## Exercise instructions
In the entries below, start at the line containing "648, 146, 661]" and end with the line containing "51, 474, 66]". Rewrite those lines, swapping "cta-subtext-line" for "cta-caption-line" and leaving everything else as it is.

## Exercise materials
........
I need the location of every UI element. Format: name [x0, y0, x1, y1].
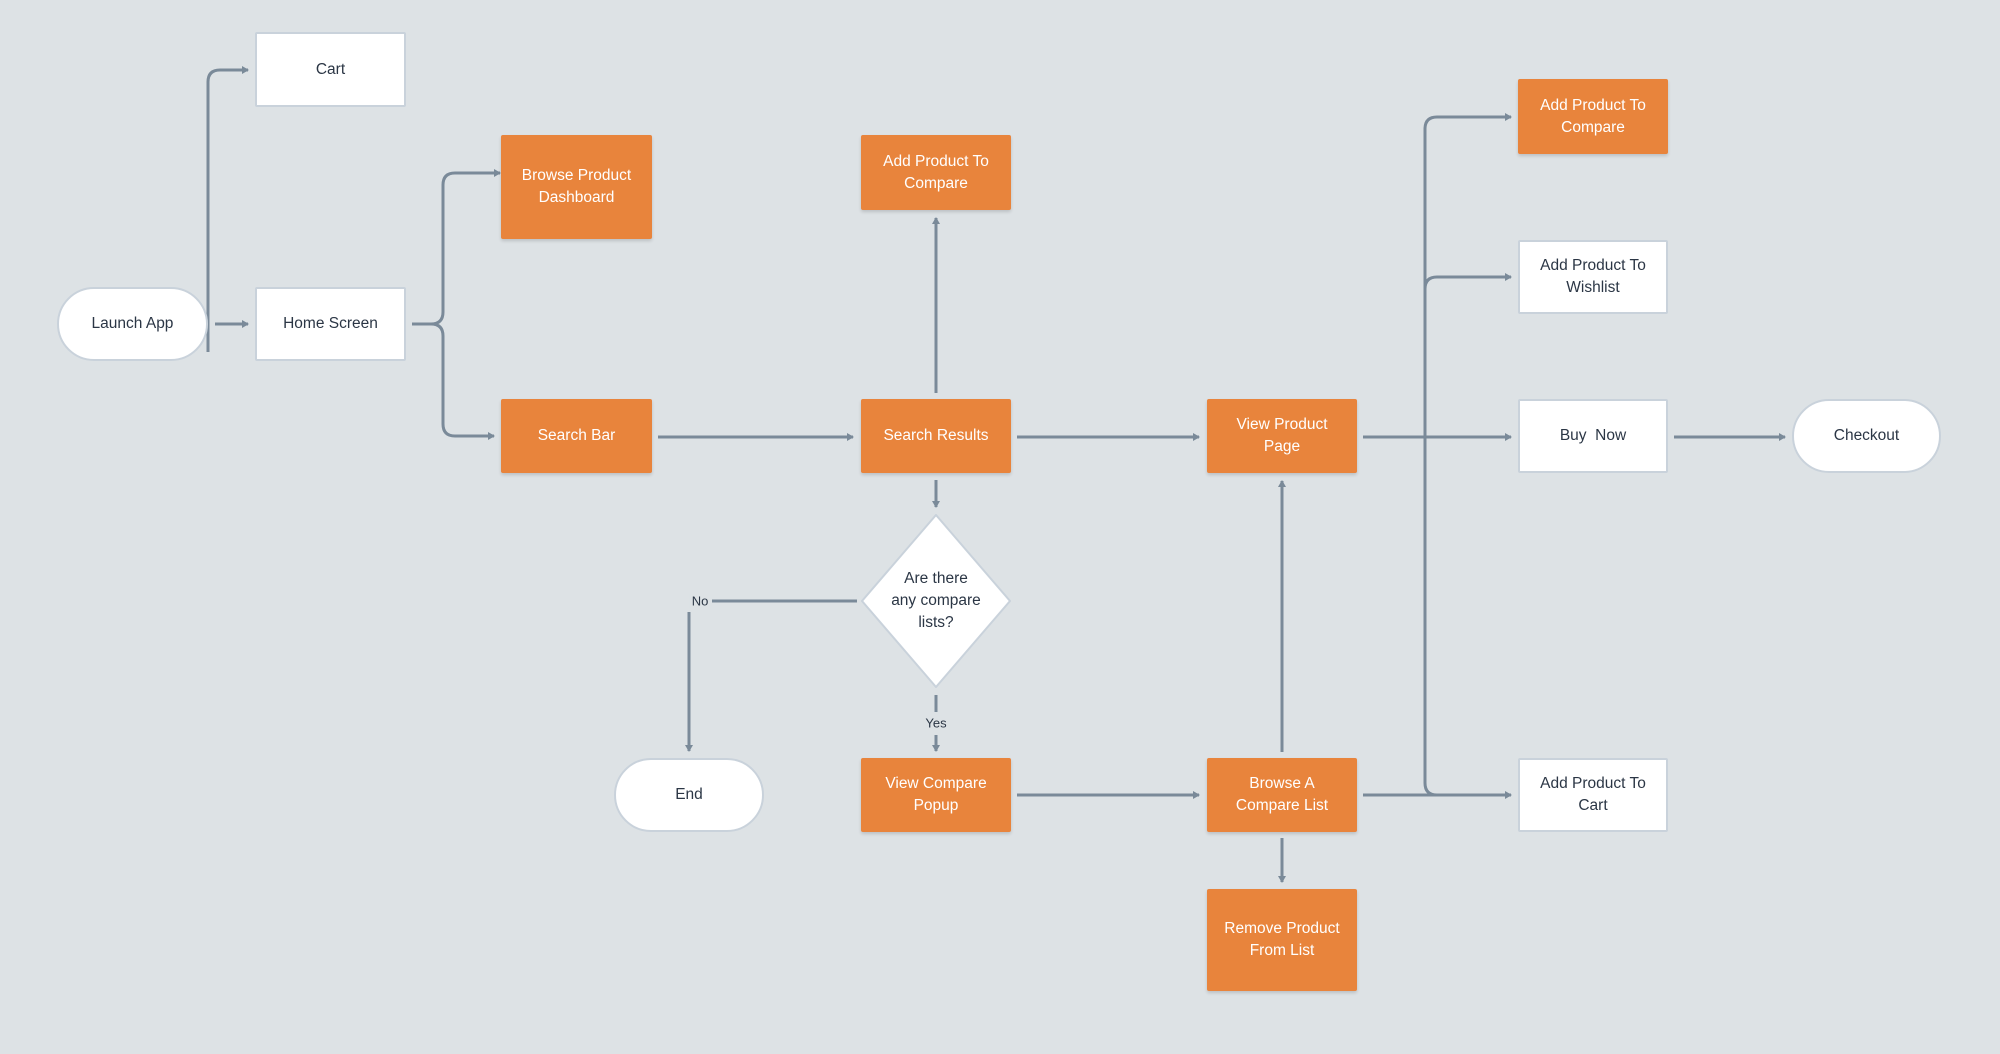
edge-launch-cart [206, 66, 249, 352]
view-compare-popup-node[interactable]: View Compare Popup [861, 758, 1011, 832]
add-compare-mid-node[interactable]: Add Product To Compare [861, 135, 1011, 210]
yes-label: Yes [923, 715, 949, 731]
view-product-page-node[interactable]: View Product Page [1207, 399, 1357, 473]
browse-compare-list-node[interactable]: Browse A Compare List [1207, 758, 1357, 832]
remove-product-node[interactable]: Remove Product From List [1207, 889, 1357, 991]
decision-label: Are there any compare lists? [891, 570, 981, 631]
edge-trunk-addcompare [1423, 113, 1512, 797]
cart-node[interactable]: Cart [255, 32, 406, 107]
add-cart-node[interactable]: Add Product To Cart [1518, 758, 1668, 832]
edge-home-search [430, 322, 495, 440]
decision-node[interactable]: Are there any compare lists? [861, 514, 1011, 688]
browse-dashboard-node[interactable]: Browse Product Dashboard [501, 135, 652, 239]
launch-app-terminal[interactable]: Launch App [57, 287, 208, 361]
search-results-node[interactable]: Search Results [861, 399, 1011, 473]
checkout-terminal[interactable]: Checkout [1792, 399, 1941, 473]
edge-trunk-wishlist [1423, 273, 1512, 290]
edge-home-browse [412, 169, 501, 326]
home-screen-node[interactable]: Home Screen [255, 287, 406, 361]
add-wishlist-node[interactable]: Add Product To Wishlist [1518, 240, 1668, 314]
no-label: No [689, 593, 711, 609]
add-compare-right-node[interactable]: Add Product To Compare [1518, 79, 1668, 154]
search-bar-node[interactable]: Search Bar [501, 399, 652, 473]
buy-now-node[interactable]: Buy Now [1518, 399, 1668, 473]
end-terminal[interactable]: End [614, 758, 764, 832]
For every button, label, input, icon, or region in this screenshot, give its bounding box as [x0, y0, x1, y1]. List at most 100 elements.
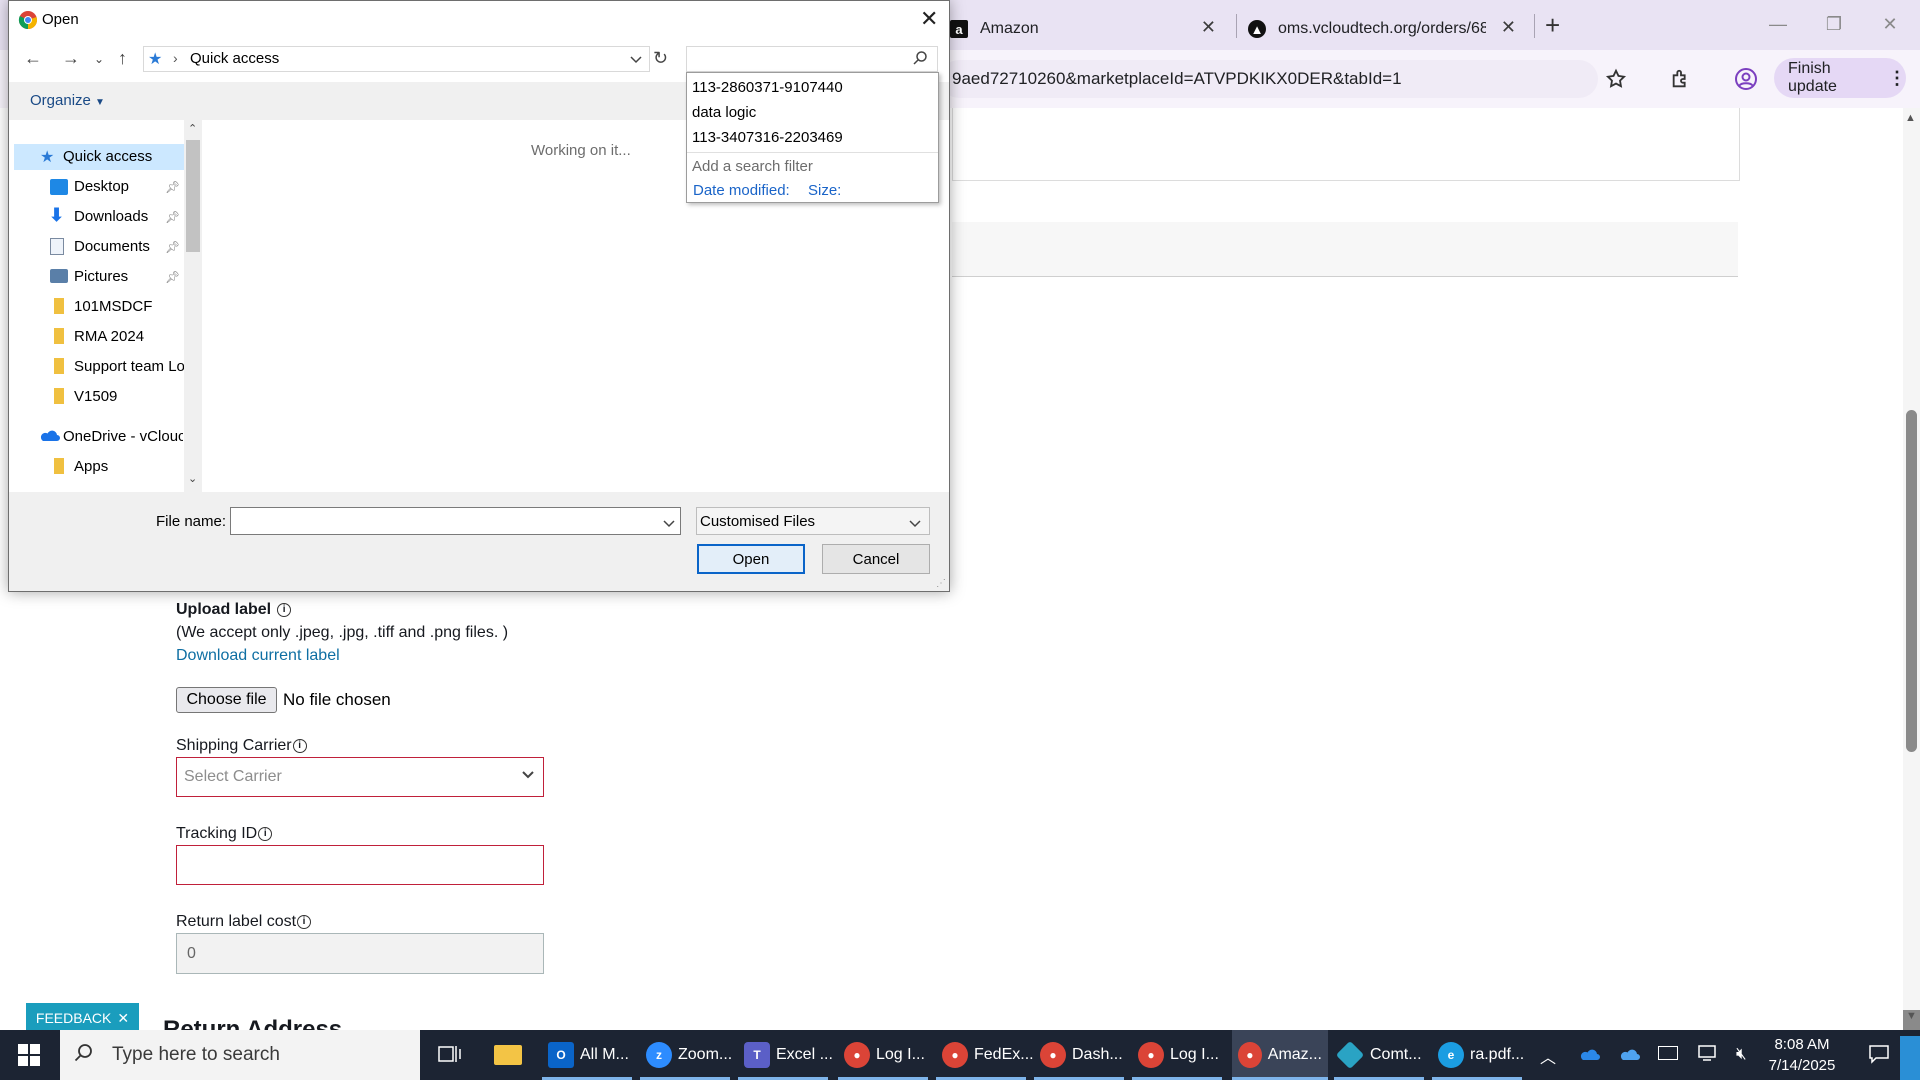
taskbar-app-edge[interactable]: e ra.pdf...	[1432, 1030, 1530, 1080]
dialog-search-input[interactable]	[686, 46, 938, 72]
task-view-icon[interactable]	[438, 1043, 462, 1070]
nav-item-desktop[interactable]: Desktop	[74, 178, 129, 195]
page-scrollbar-thumb[interactable]	[1906, 410, 1917, 752]
suggestion-divider	[687, 152, 938, 153]
tray-overflow-icon[interactable]: ︿	[1540, 1044, 1556, 1068]
taskbar-app-chrome-1[interactable]: ● Log I...	[838, 1030, 931, 1080]
file-name-input[interactable]	[230, 507, 681, 535]
taskbar-app-chrome-2[interactable]: ● FedEx...	[936, 1030, 1040, 1080]
scroll-up-icon[interactable]: ▲	[1905, 112, 1916, 124]
filter-date-modified[interactable]: Date modified:	[693, 182, 790, 199]
address-url[interactable]: 9aed72710260&marketplaceId=ATVPDKIKX0DER…	[952, 69, 1402, 89]
nav-item-onedrive[interactable]: OneDrive - vClouc	[63, 428, 183, 445]
extensions-icon[interactable]	[1664, 62, 1698, 96]
nav-item-downloads[interactable]: Downloads	[74, 208, 148, 225]
taskbar-app-teams[interactable]: T Excel ...	[738, 1030, 839, 1080]
profile-icon[interactable]	[1729, 62, 1763, 96]
show-desktop-button[interactable]	[1900, 1036, 1920, 1080]
windows-start-button[interactable]	[0, 1030, 58, 1080]
organize-menu[interactable]: Organize ▼	[30, 92, 105, 109]
nav-item-support-team[interactable]: Support team Lo	[74, 358, 184, 375]
refresh-icon[interactable]: ↻	[653, 48, 668, 69]
volume-muted-icon[interactable]: 🔇︎	[1736, 1044, 1747, 1064]
file-type-select[interactable]: Customised Files	[696, 507, 930, 535]
taskbar-app-chrome-4[interactable]: ● Log I...	[1132, 1030, 1225, 1080]
nav-pane-scrollbar-thumb[interactable]	[186, 140, 200, 252]
taskbar-app-comt[interactable]: Comt...	[1334, 1030, 1428, 1080]
amazon-favicon-icon: a	[950, 20, 968, 38]
pin-icon[interactable]: 📌︎	[165, 240, 180, 254]
network-icon[interactable]	[1698, 1044, 1718, 1067]
folder-icon	[54, 458, 64, 474]
nav-item-documents[interactable]: Documents	[74, 238, 150, 255]
file-explorer-icon[interactable]	[494, 1045, 522, 1065]
info-icon[interactable]: i	[292, 738, 307, 753]
close-icon[interactable]: ✕	[117, 1010, 129, 1027]
tab-oms[interactable]: ▲ oms.vcloudtech.org/orders/685 ✕	[1248, 8, 1528, 50]
file-name-dropdown-icon[interactable]	[663, 516, 675, 534]
nav-item-apps[interactable]: Apps	[74, 458, 108, 475]
suggestion-item[interactable]: 113-2860371-9107440	[692, 79, 843, 96]
windows-logo-icon	[18, 1044, 40, 1066]
onedrive-icon[interactable]	[1618, 1047, 1640, 1066]
dialog-close-icon[interactable]: ✕	[920, 6, 938, 32]
nav-item-rma-2024[interactable]: RMA 2024	[74, 328, 144, 345]
close-tab-icon[interactable]: ✕	[1501, 17, 1516, 38]
tab-amazon[interactable]: a Amazon ✕	[950, 8, 1228, 50]
info-icon[interactable]: i	[277, 602, 292, 617]
nav-item-pictures[interactable]: Pictures	[74, 268, 128, 285]
pin-icon[interactable]: 📌︎	[165, 270, 180, 284]
notifications-icon[interactable]	[1868, 1044, 1890, 1069]
taskbar-app-chrome-active[interactable]: ● Amaz...	[1232, 1030, 1328, 1080]
taskbar-app-zoom[interactable]: z Zoom...	[640, 1030, 738, 1080]
nav-item-v1509[interactable]: V1509	[74, 388, 117, 405]
carrier-placeholder: Select Carrier	[184, 768, 282, 785]
download-label-link[interactable]: Download current label	[176, 647, 340, 665]
battery-icon[interactable]	[1658, 1046, 1678, 1060]
nav-item-quick-access[interactable]: Quick access	[63, 148, 152, 165]
address-dropdown-icon[interactable]	[630, 52, 642, 70]
recent-locations-icon[interactable]: ⌄	[94, 52, 104, 66]
scroll-down-icon[interactable]: ▼	[1903, 1010, 1920, 1030]
pin-icon[interactable]: 📌︎	[165, 180, 180, 194]
search-icon[interactable]	[912, 50, 928, 71]
choose-file-button[interactable]: Choose file	[176, 687, 277, 713]
back-arrow-icon[interactable]: ←	[24, 48, 42, 69]
new-tab-icon[interactable]: +	[1545, 10, 1560, 41]
clock-date: 7/14/2025	[1768, 1057, 1836, 1074]
up-arrow-icon[interactable]: ↑	[118, 48, 127, 69]
carrier-select[interactable]: Select Carrier	[176, 757, 544, 797]
bookmark-star-icon[interactable]	[1599, 62, 1633, 96]
taskbar-search[interactable]: Type here to search	[60, 1030, 420, 1080]
resize-grip-icon[interactable]: ⋰	[936, 578, 946, 589]
filter-size[interactable]: Size:	[808, 182, 841, 199]
cancel-button[interactable]: Cancel	[822, 544, 930, 574]
scroll-up-icon[interactable]: ⌃	[188, 122, 197, 135]
nav-item-101msdcf[interactable]: 101MSDCF	[74, 298, 152, 315]
close-tab-icon[interactable]: ✕	[1201, 17, 1216, 38]
minimize-icon[interactable]: —	[1750, 0, 1806, 48]
dialog-address-text[interactable]: Quick access	[190, 50, 279, 67]
search-icon	[74, 1043, 94, 1068]
pin-icon[interactable]: 📌︎	[165, 210, 180, 224]
scroll-down-icon[interactable]: ⌄	[188, 472, 197, 485]
taskbar-clock[interactable]: 8:08 AM 7/14/2025	[1760, 1034, 1844, 1076]
forward-arrow-icon[interactable]: →	[62, 48, 80, 69]
info-icon[interactable]: i	[297, 914, 312, 929]
taskbar-app-outlook[interactable]: O All M...	[542, 1030, 635, 1080]
window-close-icon[interactable]: ✕	[1862, 0, 1918, 48]
chrome-icon: ●	[1238, 1042, 1262, 1068]
onedrive-icon[interactable]	[1578, 1047, 1600, 1066]
info-icon[interactable]: i	[258, 826, 273, 841]
restore-icon[interactable]: ❐	[1806, 0, 1862, 48]
feedback-button[interactable]: FEEDBACK ✕	[26, 1003, 139, 1033]
return-cost-input[interactable]: 0	[176, 933, 544, 974]
open-button[interactable]: Open	[697, 544, 805, 574]
suggestion-item[interactable]: 113-3407316-2203469	[692, 129, 843, 146]
chrome-icon: ●	[844, 1042, 870, 1068]
suggestion-item[interactable]: data logic	[692, 104, 756, 121]
zoom-icon: z	[646, 1042, 672, 1068]
tracking-id-input[interactable]	[176, 845, 544, 885]
taskbar-app-chrome-3[interactable]: ● Dash...	[1034, 1030, 1129, 1080]
finish-update-button[interactable]: Finish update ⋮	[1774, 58, 1906, 98]
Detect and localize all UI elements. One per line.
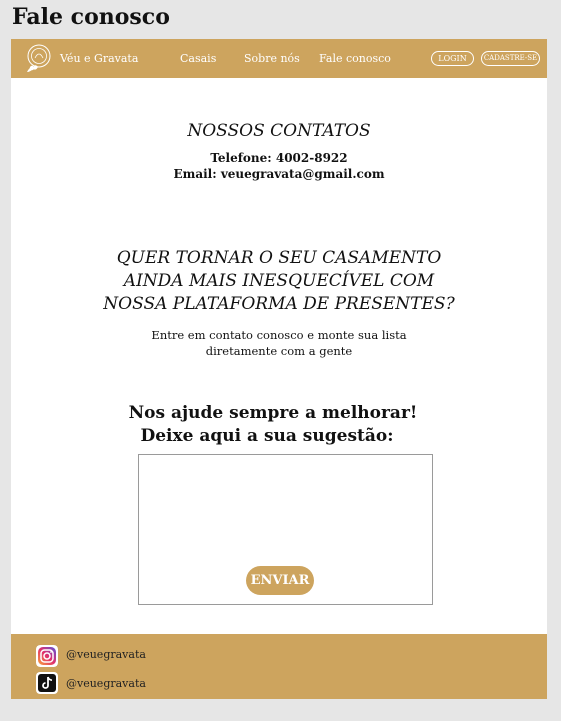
instagram-handle[interactable]: @veuegravata	[66, 648, 146, 661]
logo-icon[interactable]	[23, 42, 55, 74]
cta-subtext-line: diretamente com a gente	[205, 344, 353, 358]
page-title: Fale conosco	[12, 4, 170, 30]
login-button[interactable]: LOGIN	[431, 51, 474, 66]
cta-line: QUER TORNAR O SEU CASAMENTO	[116, 248, 442, 268]
nav-link-casais[interactable]: Casais	[180, 52, 216, 65]
suggestion-heading: Nos ajude sempre a melhorar!	[128, 403, 418, 423]
contact-phone: Telefone: 4002-8922	[210, 151, 348, 165]
contact-email: Email: veuegravata@gmail.com	[173, 167, 385, 181]
cta-line: NOSSA PLATAFORMA DE PRESENTES?	[103, 294, 455, 314]
website-frame: Véu e Gravata Casais Sobre nós Fale cono…	[11, 39, 547, 699]
instagram-icon[interactable]	[36, 645, 58, 667]
send-button[interactable]: ENVIAR	[246, 566, 314, 595]
tiktok-icon[interactable]	[36, 672, 58, 694]
tiktok-handle[interactable]: @veuegravata	[66, 677, 146, 690]
suggestion-prompt: Deixe aqui a sua sugestão:	[140, 426, 394, 446]
navbar: Véu e Gravata Casais Sobre nós Fale cono…	[11, 39, 547, 78]
nav-link-fale-conosco[interactable]: Fale conosco	[319, 52, 391, 65]
nav-link-sobre-nos[interactable]: Sobre nós	[244, 52, 300, 65]
contacts-heading: NOSSOS CONTATOS	[187, 121, 371, 141]
brand-name[interactable]: Véu e Gravata	[60, 52, 138, 65]
cta-subtext-line: Entre em contato conosco e monte sua lis…	[151, 328, 407, 342]
footer: @veuegravata @veuegravata	[11, 634, 547, 699]
signup-button[interactable]: CADASTRE-SE	[481, 51, 540, 66]
cta-subtext: Entre em contato conosco e monte sua lis…	[11, 327, 547, 359]
cta-heading: QUER TORNAR O SEU CASAMENTO AINDA MAIS I…	[11, 247, 547, 316]
cta-line: AINDA MAIS INESQUECÍVEL COM	[123, 271, 435, 291]
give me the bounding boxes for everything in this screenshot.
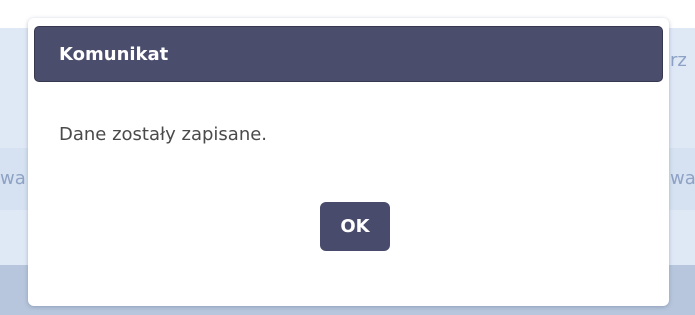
........
## Answer below
instagram-handle[interactable]: @veuegravata	[66, 648, 146, 661]
logo-icon[interactable]	[23, 42, 55, 74]
cta-caption-line: diretamente com a gente	[205, 344, 353, 358]
page-title: Fale conosco	[12, 4, 170, 30]
login-button[interactable]: LOGIN	[431, 51, 474, 66]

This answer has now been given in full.